### Goal
Print each line of the listing once more, precisely as given.

____ Data entries

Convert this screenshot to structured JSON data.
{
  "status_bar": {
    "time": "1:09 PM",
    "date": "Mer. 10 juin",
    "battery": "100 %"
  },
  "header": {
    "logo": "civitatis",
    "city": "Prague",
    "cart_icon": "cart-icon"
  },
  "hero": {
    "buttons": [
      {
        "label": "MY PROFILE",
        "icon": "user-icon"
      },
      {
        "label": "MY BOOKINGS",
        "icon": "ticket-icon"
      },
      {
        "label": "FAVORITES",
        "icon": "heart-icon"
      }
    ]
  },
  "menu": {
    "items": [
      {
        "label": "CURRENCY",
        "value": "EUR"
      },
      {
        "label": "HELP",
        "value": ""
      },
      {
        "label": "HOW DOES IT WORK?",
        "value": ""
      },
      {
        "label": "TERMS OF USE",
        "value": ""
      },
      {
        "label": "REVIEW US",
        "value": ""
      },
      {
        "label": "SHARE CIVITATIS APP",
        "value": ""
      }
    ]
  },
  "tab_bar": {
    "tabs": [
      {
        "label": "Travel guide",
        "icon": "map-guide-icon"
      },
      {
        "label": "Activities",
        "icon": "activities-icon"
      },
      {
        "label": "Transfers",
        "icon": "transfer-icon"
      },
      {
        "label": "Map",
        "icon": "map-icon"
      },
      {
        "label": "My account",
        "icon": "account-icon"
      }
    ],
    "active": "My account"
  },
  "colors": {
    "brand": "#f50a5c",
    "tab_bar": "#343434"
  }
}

________

### Written answer
Convert this screenshot to structured JSON data.
{
  "status_bar": {
    "time": "1:09 PM",
    "date": "Mer. 10 juin",
    "battery": "100 %"
  },
  "header": {
    "logo": "civitatis",
    "city": "Prague",
    "cart_icon": "cart-icon"
  },
  "hero": {
    "buttons": [
      {
        "label": "MY PROFILE",
        "icon": "user-icon"
      },
      {
        "label": "MY BOOKINGS",
        "icon": "ticket-icon"
      },
      {
        "label": "FAVORITES",
        "icon": "heart-icon"
      }
    ]
  },
  "menu": {
    "items": [
      {
        "label": "CURRENCY",
        "value": "EUR"
      },
      {
        "label": "HELP",
        "value": ""
      },
      {
        "label": "HOW DOES IT WORK?",
        "value": ""
      },
      {
        "label": "TERMS OF USE",
        "value": ""
      },
      {
        "label": "REVIEW US",
        "value": ""
      },
      {
        "label": "SHARE CIVITATIS APP",
        "value": ""
      }
    ]
  },
  "tab_bar": {
    "tabs": [
      {
        "label": "Travel guide",
        "icon": "map-guide-icon"
      },
      {
        "label": "Activities",
        "icon": "activities-icon"
      },
      {
        "label": "Transfers",
        "icon": "transfer-icon"
      },
      {
        "label": "Map",
        "icon": "map-icon"
      },
      {
        "label": "My account",
        "icon": "account-icon"
      }
    ],
    "active": "My account"
  },
  "colors": {
    "brand": "#f50a5c",
    "tab_bar": "#343434"
  }
}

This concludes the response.